• What to do
Pick out every line of the entries below where "beurre" occurs, and copy those lines.
>>>
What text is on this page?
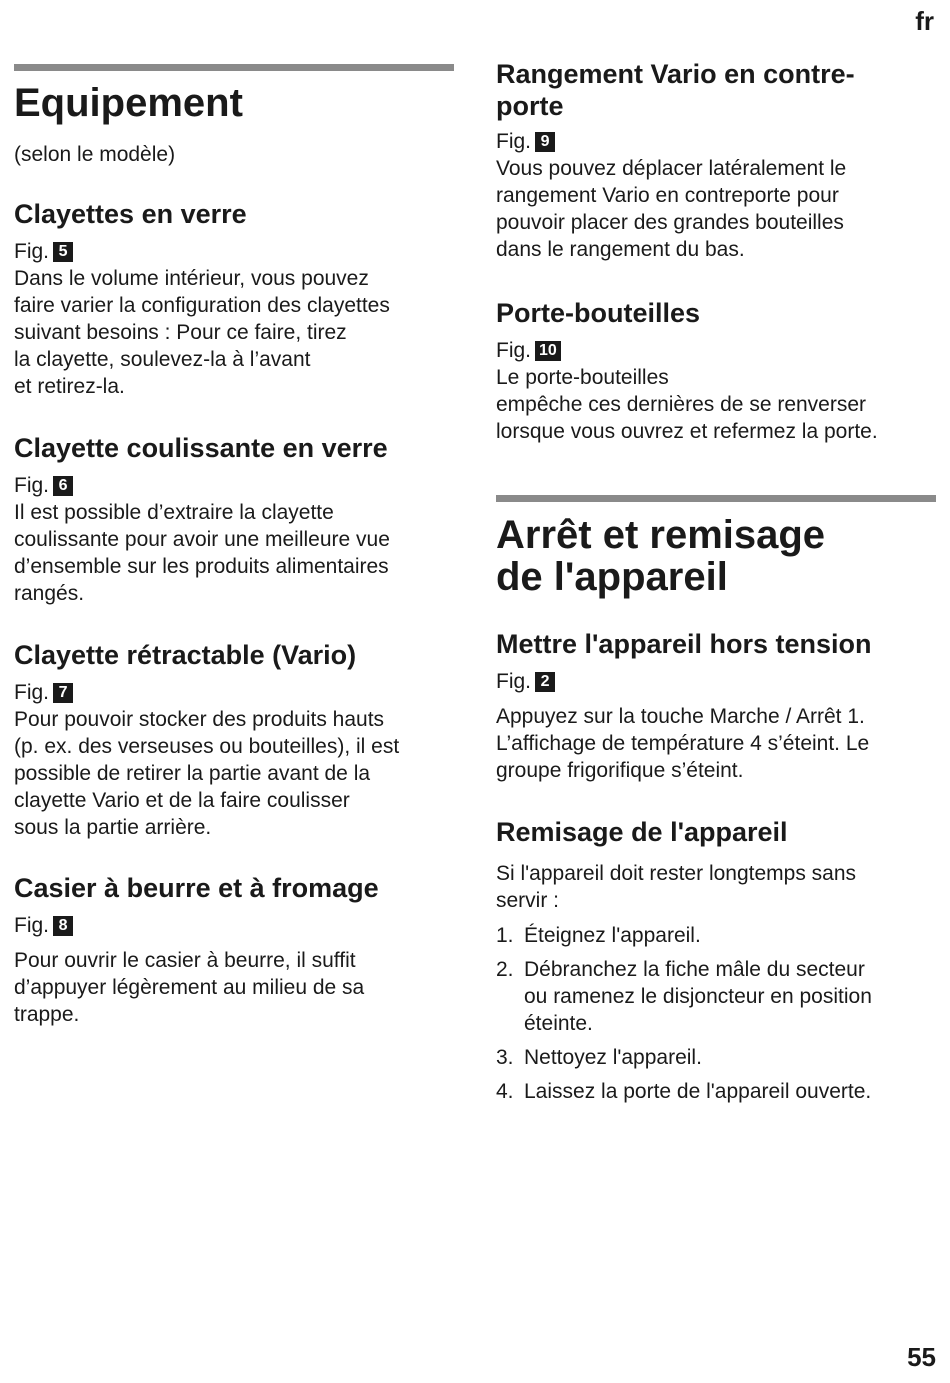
fr
Equipement
(selon le modèle)
Clayettes en verre
Fig. 5
Dans le volume intérieur, vous pouvez
faire varier la configuration des clayettes
suivant besoins : Pour ce faire, tirez
la clayette, soulevez-la à l’avant
et retirez-la.
Clayette coulissante en verre
Fig. 6
Il est possible d’extraire la clayette
coulissante pour avoir une meilleure vue
d’ensemble sur les produits alimentaires
rangés.
Clayette rétractable (Vario)
Fig. 7
Pour pouvoir stocker des produits hauts
(p. ex. des verseuses ou bouteilles), il est
possible de retirer la partie avant de la
clayette Vario et de la faire coulisser
sous la partie arrière.
Casier à beurre et à fromage
Fig. 8
Pour ouvrir le casier à beurre, il suffit
d’appuyer légèrement au milieu de sa
trappe.
Rangement Vario en contre-
porte
Fig. 9
Vous pouvez déplacer latéralement le
rangement Vario en contreporte pour
pouvoir placer des grandes bouteilles
dans le rangement du bas.
Porte-bouteilles
Fig. 10
Le porte-bouteilles
empêche ces dernières de se renverser
lorsque vous ouvrez et refermez la porte.
Arrêt et remisage
de l'appareil
Mettre l'appareil hors tension
Fig. 2
Appuyez sur la touche Marche / Arrêt 1.
L’affichage de température 4 s’éteint. Le
groupe frigorifique s’éteint.
Remisage de l'appareil
Si l'appareil doit rester longtemps sans
servir :
1. Éteignez l'appareil.
2. Débranchez la fiche mâle du secteur
ou ramenez le disjoncteur en position
éteinte.
3. Nettoyez l'appareil.
4. Laissez la porte de l'appareil ouverte.
55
<<<
• Finished answer
Casier à beurre et à fromage
Pour ouvrir le casier à beurre, il suffit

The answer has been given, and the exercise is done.